------ Record list ------
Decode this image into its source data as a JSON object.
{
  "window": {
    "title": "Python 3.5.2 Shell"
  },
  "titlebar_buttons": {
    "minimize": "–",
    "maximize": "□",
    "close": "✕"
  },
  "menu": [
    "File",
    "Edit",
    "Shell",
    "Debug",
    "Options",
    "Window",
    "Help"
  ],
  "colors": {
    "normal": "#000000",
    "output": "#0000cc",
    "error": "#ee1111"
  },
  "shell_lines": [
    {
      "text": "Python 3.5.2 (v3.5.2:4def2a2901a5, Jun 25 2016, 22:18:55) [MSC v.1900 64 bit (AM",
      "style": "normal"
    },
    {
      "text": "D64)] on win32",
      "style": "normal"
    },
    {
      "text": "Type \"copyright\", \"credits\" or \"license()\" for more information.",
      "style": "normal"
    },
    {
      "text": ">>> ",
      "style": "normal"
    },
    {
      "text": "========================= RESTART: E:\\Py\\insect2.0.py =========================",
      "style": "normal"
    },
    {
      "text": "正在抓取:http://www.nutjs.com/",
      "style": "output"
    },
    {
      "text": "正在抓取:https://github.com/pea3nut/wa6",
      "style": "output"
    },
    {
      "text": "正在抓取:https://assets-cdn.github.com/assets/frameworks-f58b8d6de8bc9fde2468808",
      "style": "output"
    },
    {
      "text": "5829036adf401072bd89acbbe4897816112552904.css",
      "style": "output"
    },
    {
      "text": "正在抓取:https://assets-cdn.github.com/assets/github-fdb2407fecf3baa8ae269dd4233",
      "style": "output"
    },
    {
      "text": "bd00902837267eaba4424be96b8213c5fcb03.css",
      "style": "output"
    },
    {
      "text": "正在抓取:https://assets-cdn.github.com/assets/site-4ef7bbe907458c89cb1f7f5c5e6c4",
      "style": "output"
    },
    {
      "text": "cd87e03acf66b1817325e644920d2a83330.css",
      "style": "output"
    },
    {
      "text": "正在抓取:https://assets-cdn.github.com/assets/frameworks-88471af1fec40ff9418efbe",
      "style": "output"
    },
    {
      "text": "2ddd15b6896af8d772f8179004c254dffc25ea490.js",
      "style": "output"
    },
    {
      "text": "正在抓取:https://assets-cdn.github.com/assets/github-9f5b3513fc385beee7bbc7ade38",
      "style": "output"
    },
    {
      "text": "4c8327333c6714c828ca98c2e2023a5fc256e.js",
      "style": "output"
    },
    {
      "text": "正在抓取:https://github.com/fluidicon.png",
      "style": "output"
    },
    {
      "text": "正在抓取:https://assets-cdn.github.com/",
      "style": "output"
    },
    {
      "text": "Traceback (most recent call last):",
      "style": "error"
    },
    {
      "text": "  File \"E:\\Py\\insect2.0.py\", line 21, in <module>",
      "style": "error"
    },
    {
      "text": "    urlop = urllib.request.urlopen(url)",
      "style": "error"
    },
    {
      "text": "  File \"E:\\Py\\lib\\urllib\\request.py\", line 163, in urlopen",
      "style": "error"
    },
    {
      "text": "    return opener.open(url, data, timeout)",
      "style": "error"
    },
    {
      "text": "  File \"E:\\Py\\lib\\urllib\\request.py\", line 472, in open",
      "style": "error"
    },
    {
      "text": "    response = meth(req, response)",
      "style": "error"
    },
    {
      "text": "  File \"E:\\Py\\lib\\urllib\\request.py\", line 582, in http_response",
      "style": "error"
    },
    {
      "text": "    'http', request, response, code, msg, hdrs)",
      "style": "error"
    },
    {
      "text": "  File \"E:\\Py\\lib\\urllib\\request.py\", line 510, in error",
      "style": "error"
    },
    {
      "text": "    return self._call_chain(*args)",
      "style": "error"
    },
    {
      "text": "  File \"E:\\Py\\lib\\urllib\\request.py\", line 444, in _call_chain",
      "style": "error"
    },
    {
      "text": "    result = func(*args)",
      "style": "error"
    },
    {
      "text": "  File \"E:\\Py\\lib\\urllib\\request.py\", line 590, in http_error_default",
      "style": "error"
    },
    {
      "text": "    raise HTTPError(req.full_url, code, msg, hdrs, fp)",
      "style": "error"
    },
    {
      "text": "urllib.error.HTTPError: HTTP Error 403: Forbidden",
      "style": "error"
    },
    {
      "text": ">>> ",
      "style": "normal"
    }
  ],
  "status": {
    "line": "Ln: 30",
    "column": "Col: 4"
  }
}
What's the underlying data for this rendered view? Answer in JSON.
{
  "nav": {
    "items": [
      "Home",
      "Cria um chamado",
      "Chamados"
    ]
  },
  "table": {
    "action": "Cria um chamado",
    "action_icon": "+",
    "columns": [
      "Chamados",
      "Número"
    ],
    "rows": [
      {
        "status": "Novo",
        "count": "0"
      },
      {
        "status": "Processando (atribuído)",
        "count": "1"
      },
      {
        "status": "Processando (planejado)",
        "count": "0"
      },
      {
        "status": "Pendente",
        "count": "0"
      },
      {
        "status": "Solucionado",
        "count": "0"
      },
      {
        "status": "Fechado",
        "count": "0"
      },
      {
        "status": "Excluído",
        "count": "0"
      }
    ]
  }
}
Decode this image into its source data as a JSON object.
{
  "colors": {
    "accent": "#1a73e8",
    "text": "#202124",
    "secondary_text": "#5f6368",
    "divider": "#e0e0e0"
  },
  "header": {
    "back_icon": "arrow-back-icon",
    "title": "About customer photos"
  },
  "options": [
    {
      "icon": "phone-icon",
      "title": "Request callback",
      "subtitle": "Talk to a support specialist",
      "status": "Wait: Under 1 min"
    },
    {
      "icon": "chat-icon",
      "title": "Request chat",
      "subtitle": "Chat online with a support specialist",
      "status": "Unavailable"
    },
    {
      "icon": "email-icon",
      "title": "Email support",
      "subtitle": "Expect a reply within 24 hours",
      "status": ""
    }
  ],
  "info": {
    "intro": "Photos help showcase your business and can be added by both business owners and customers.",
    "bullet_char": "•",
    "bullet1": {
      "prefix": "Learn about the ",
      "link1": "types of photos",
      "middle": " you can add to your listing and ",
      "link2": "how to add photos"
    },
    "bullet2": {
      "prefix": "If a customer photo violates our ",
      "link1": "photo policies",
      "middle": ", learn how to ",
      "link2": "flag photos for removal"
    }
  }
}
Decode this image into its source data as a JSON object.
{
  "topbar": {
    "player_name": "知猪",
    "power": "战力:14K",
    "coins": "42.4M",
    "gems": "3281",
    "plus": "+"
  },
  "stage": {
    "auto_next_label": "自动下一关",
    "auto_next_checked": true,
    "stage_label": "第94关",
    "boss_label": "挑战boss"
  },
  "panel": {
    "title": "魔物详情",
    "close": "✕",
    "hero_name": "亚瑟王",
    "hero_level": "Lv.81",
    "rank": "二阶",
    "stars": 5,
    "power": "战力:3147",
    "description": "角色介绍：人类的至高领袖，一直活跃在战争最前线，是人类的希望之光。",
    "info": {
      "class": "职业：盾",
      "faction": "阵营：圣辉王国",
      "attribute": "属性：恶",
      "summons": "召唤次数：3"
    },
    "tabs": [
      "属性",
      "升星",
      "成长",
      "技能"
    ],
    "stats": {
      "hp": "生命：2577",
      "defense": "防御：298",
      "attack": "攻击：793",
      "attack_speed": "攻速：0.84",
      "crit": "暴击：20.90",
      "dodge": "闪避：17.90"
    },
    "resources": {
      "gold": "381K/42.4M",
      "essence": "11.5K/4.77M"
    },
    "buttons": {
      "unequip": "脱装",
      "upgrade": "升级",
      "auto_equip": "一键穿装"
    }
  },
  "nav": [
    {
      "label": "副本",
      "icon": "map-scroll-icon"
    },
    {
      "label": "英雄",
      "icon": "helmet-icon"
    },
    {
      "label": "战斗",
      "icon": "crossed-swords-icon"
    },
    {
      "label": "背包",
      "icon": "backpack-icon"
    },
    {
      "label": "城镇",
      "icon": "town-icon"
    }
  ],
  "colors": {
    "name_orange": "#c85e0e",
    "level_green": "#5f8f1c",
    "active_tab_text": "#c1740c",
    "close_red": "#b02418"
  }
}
------
**What is needed**:
Copy out each line of the data containing the string "subtitle".

**Full output**:
      "subtitle": "Talk to a support specialist",
      "subtitle": "Chat online with a support specialist",
      "subtitle": "Expect a reply within 24 hours",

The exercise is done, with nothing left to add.